Using the data below, tally the lines that include the string "Bürgermeister". Only the number is wanted.

----- GIVEN DATA

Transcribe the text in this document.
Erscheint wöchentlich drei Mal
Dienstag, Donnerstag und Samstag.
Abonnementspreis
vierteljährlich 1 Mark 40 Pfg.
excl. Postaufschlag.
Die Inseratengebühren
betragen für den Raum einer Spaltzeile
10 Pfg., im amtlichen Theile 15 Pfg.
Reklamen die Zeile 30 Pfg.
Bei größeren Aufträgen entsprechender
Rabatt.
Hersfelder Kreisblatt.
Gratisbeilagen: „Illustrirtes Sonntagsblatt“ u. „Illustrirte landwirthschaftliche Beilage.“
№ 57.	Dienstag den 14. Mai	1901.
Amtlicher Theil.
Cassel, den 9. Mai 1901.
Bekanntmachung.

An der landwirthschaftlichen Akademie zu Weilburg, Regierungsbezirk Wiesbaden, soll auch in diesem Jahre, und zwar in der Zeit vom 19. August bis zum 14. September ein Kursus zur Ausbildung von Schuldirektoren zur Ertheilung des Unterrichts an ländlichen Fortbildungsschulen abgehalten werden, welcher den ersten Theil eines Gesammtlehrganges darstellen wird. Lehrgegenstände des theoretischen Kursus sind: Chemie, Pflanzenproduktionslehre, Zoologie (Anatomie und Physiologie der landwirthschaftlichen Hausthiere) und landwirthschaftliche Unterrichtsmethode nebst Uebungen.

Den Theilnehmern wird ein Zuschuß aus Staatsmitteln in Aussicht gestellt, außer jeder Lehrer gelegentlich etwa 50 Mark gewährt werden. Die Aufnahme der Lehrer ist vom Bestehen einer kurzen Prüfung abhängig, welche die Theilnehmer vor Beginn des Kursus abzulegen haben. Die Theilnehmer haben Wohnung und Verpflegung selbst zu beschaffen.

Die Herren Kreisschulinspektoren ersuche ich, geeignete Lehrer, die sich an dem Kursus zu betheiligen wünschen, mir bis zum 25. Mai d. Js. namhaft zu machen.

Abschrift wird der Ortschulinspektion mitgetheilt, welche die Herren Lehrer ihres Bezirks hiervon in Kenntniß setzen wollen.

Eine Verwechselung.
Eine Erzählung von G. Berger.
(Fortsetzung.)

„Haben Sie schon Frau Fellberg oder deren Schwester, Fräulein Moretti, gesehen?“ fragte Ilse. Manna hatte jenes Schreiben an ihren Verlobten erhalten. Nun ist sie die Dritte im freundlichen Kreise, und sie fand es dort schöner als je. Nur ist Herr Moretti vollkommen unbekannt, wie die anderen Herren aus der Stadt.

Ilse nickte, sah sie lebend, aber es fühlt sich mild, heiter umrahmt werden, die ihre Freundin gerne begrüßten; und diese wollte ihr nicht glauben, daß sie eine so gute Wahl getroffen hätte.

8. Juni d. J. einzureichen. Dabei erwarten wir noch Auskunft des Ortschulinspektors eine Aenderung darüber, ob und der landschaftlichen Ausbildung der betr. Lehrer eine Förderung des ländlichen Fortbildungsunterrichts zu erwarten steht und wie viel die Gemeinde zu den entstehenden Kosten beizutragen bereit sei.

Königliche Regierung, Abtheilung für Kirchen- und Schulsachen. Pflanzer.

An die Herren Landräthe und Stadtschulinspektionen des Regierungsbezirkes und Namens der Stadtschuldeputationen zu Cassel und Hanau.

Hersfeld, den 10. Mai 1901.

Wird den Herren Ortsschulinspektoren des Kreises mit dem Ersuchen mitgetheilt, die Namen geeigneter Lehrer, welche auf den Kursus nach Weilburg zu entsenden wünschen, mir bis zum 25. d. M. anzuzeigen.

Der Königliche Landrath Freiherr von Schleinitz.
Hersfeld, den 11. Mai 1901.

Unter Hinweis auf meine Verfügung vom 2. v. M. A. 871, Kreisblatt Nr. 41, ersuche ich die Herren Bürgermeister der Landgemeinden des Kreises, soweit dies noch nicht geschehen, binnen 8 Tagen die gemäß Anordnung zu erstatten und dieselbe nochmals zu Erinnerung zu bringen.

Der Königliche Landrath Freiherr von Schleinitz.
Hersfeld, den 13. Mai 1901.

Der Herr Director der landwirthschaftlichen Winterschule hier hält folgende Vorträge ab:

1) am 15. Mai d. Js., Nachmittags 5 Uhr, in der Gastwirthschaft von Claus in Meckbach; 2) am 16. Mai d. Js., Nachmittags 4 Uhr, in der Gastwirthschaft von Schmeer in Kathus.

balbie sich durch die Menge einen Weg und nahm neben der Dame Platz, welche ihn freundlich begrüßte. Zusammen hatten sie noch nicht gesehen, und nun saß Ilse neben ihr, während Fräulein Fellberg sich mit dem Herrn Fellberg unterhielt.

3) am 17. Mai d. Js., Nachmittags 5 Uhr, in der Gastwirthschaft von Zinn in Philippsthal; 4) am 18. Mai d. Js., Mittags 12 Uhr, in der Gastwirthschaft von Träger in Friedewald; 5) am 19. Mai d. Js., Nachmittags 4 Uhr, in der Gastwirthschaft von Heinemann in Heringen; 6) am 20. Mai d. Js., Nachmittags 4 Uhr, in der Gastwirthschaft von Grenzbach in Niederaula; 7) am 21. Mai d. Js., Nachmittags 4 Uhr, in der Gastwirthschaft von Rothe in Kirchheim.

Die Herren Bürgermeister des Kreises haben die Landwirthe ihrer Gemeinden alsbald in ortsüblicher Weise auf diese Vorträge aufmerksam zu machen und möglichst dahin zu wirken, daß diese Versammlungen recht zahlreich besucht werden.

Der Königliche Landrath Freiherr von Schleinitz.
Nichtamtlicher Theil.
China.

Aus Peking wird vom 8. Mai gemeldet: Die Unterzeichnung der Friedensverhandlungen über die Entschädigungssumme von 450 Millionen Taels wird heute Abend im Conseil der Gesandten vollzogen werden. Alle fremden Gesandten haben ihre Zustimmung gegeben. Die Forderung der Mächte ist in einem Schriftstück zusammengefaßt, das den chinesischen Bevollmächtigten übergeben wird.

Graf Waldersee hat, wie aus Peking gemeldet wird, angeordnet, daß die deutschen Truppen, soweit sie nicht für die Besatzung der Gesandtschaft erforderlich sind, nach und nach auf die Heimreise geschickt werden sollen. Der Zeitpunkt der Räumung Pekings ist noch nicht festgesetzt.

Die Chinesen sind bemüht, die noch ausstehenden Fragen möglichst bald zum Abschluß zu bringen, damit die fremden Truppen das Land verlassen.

----------
----- GIVEN DATA

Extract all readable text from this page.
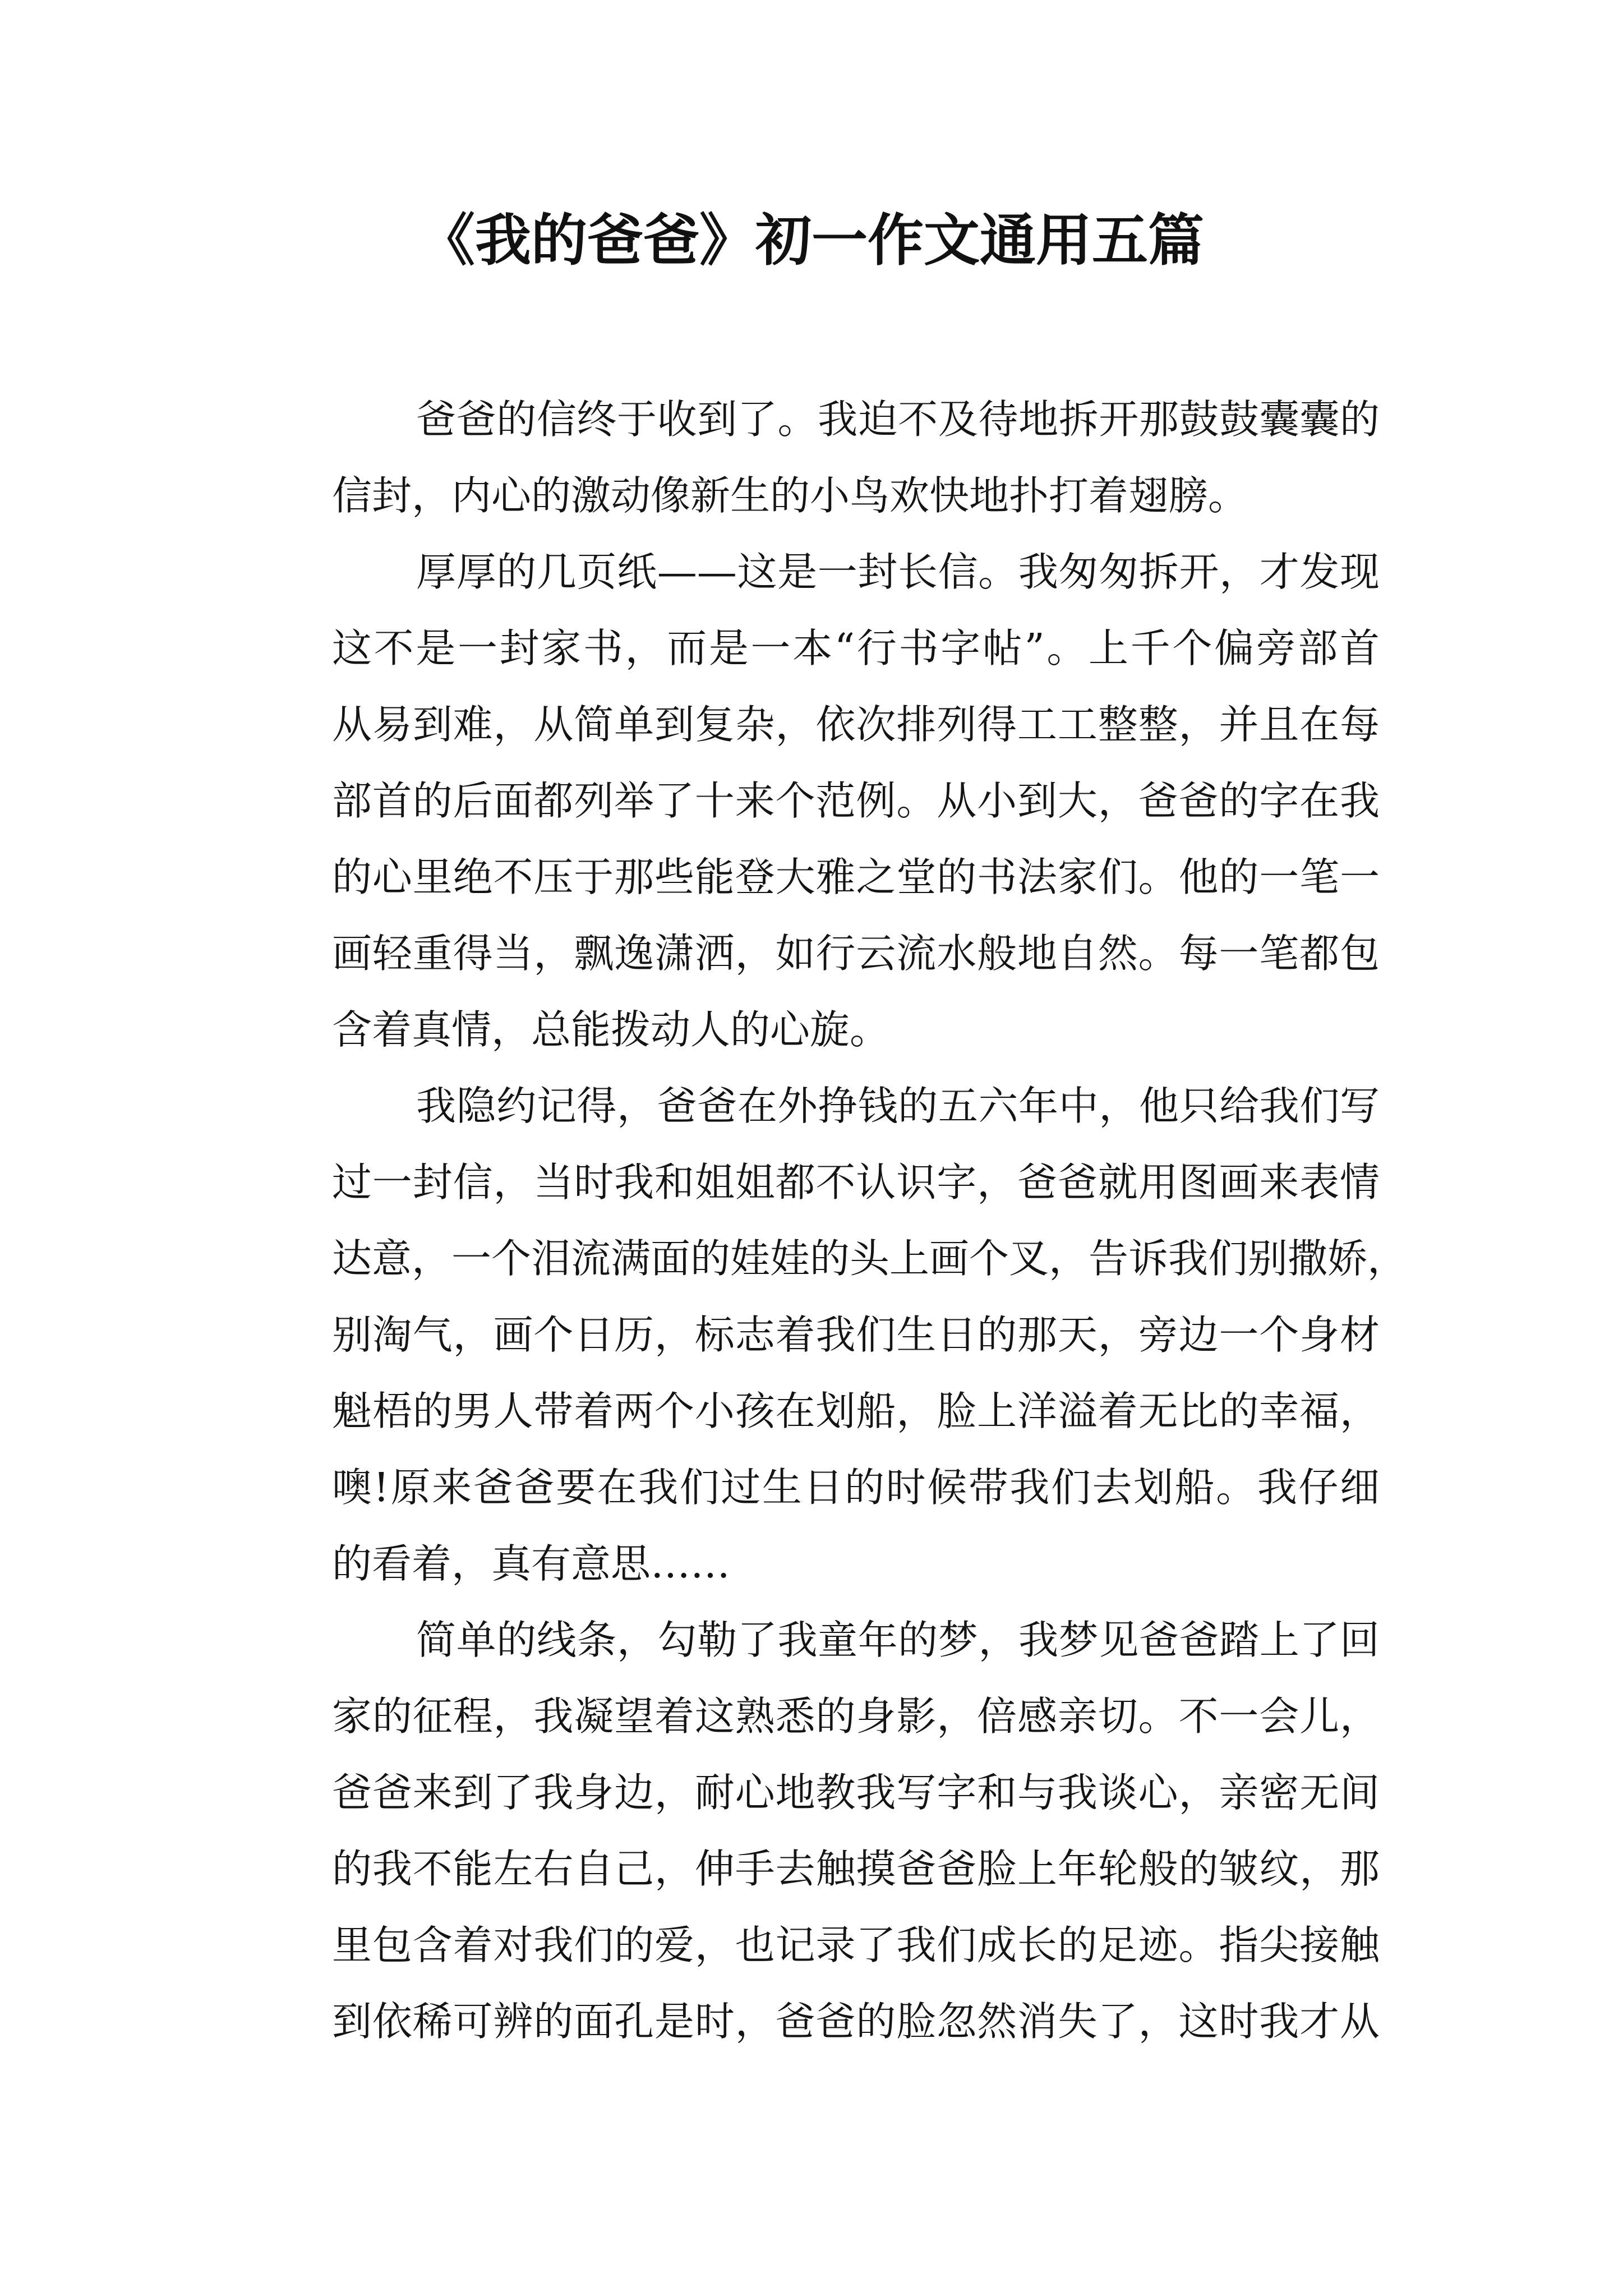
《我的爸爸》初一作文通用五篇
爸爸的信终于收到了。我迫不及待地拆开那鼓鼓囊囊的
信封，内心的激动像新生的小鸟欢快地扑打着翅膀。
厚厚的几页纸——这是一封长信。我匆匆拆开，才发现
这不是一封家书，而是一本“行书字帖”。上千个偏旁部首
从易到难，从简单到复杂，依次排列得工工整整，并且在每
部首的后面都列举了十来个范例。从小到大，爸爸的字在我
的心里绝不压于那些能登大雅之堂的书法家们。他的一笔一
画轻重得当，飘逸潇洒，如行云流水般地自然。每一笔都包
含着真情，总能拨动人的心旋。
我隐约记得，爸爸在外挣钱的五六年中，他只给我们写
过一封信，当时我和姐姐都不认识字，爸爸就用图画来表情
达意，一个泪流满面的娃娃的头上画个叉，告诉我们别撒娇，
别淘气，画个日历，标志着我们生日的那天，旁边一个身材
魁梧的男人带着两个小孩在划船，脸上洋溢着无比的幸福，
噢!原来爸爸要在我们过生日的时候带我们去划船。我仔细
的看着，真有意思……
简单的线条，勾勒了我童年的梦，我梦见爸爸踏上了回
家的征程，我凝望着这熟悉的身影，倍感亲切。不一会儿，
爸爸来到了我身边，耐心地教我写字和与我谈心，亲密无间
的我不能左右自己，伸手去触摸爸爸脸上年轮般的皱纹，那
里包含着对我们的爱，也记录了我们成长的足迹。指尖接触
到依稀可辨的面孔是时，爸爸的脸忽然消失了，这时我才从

----------

THE OUTPUT: 2